(Source data)
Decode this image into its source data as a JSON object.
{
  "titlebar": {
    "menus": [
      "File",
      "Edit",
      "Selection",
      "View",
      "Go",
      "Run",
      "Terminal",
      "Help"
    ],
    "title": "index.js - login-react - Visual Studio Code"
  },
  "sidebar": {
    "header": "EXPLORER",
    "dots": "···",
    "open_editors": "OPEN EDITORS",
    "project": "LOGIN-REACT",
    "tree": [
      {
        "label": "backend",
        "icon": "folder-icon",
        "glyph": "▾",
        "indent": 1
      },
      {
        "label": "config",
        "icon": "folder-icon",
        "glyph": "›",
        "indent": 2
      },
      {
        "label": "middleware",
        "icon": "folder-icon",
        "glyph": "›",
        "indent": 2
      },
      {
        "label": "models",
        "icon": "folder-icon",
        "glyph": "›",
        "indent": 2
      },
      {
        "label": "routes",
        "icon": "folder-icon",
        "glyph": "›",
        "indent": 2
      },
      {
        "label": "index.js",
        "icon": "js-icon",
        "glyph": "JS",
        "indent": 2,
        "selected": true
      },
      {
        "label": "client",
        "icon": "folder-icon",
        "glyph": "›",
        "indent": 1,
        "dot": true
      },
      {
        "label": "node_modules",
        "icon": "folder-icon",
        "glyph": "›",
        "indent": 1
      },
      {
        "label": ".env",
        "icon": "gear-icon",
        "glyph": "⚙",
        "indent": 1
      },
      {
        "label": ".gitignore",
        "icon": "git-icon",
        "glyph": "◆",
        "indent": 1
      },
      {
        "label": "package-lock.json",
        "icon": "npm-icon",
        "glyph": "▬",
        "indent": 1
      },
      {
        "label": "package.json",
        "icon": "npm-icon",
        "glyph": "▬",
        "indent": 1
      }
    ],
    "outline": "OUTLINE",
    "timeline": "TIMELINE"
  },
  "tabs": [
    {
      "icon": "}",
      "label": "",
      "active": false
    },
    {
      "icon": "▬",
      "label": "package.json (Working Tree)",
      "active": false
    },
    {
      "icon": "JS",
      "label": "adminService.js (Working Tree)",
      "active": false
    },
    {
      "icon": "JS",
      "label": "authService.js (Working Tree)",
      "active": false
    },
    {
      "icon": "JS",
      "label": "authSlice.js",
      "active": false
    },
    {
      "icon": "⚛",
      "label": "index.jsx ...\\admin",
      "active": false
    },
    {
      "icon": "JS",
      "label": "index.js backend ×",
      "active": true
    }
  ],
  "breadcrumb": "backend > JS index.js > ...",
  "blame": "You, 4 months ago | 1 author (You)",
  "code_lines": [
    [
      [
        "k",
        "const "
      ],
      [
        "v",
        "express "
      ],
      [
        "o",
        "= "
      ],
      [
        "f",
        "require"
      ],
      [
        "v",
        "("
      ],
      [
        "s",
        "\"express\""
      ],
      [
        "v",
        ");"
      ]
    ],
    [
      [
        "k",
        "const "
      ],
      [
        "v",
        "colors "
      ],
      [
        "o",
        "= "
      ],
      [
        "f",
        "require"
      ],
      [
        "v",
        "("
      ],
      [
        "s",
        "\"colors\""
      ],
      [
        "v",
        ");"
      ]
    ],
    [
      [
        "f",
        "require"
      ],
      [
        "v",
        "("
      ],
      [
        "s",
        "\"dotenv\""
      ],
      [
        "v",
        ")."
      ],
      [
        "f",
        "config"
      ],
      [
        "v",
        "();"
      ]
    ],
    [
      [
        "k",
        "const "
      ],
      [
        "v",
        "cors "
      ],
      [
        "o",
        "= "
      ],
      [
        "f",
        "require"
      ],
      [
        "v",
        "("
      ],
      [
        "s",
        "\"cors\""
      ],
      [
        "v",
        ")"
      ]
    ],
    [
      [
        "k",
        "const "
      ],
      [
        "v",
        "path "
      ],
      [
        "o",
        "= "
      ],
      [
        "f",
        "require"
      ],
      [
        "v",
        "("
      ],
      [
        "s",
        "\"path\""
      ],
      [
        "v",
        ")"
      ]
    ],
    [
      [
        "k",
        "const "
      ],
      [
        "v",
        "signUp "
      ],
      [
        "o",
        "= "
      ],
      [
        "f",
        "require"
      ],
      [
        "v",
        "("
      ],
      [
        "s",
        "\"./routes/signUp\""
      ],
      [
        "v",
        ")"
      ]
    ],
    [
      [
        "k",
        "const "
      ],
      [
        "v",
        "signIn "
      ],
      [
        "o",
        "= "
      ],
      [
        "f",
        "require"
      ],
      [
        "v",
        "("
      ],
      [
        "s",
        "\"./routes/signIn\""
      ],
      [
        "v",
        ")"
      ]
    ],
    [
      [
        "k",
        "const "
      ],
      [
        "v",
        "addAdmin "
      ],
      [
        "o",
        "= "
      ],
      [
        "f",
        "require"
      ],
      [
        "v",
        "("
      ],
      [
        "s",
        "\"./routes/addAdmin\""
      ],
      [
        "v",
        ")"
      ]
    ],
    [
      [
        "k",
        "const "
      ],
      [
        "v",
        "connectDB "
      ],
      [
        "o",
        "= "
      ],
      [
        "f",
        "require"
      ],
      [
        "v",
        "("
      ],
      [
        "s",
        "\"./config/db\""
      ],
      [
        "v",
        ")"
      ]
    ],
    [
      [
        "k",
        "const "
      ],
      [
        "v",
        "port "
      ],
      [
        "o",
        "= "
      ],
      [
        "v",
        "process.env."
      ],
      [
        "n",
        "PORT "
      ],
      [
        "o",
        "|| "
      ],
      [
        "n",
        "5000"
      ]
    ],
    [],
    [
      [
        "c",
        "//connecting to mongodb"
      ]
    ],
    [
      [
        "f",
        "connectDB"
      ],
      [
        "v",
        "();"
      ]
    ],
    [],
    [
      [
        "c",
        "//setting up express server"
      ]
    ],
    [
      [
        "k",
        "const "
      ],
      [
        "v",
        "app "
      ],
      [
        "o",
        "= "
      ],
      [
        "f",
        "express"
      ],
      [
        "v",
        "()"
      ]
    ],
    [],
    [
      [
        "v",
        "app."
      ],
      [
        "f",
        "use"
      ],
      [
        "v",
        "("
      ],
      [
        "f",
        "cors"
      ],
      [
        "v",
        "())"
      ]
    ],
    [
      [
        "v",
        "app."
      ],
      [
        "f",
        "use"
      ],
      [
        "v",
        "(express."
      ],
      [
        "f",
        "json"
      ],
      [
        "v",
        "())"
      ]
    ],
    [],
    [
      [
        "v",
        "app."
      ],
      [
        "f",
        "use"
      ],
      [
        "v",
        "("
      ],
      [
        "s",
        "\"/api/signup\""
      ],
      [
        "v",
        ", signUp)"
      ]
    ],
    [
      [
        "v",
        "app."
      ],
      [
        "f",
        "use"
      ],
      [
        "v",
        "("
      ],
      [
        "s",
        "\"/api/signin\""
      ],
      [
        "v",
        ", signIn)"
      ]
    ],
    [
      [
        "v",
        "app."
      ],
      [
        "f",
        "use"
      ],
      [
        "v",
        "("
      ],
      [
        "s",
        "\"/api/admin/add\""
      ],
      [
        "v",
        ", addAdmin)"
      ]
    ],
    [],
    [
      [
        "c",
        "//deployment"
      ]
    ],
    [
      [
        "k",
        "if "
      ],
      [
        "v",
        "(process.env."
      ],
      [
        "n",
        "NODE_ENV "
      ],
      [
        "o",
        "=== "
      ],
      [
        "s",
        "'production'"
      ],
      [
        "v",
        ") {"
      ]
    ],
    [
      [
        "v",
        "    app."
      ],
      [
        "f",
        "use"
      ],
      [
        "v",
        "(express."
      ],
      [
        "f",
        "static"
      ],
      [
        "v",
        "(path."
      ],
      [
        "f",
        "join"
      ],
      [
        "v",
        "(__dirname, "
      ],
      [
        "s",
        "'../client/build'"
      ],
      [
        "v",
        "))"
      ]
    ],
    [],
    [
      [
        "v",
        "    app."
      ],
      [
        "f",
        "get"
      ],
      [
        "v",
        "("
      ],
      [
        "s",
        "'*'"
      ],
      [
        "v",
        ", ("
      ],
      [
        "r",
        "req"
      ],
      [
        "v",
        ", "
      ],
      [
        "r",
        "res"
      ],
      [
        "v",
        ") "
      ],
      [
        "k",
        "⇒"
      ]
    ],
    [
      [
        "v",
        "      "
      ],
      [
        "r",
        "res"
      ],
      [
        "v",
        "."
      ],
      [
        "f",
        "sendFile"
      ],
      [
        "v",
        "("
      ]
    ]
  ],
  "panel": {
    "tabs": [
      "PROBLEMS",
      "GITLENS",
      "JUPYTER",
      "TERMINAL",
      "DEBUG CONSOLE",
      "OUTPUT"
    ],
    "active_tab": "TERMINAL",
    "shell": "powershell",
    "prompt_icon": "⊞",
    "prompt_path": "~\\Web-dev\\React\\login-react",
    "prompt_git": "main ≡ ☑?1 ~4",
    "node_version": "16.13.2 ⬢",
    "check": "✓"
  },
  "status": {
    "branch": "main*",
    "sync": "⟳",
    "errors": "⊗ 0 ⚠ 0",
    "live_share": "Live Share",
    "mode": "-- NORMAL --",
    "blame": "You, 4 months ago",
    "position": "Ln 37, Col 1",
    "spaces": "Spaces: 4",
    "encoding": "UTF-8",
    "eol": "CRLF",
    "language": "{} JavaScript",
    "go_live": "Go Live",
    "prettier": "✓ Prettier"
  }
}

Objective: Pick out all the lines with the word "backend" in them and copy them.

Answer to this task:
        "label": "backend",
      "label": "index.js backend ×",
  "breadcrumb": "backend > JS index.js > ...",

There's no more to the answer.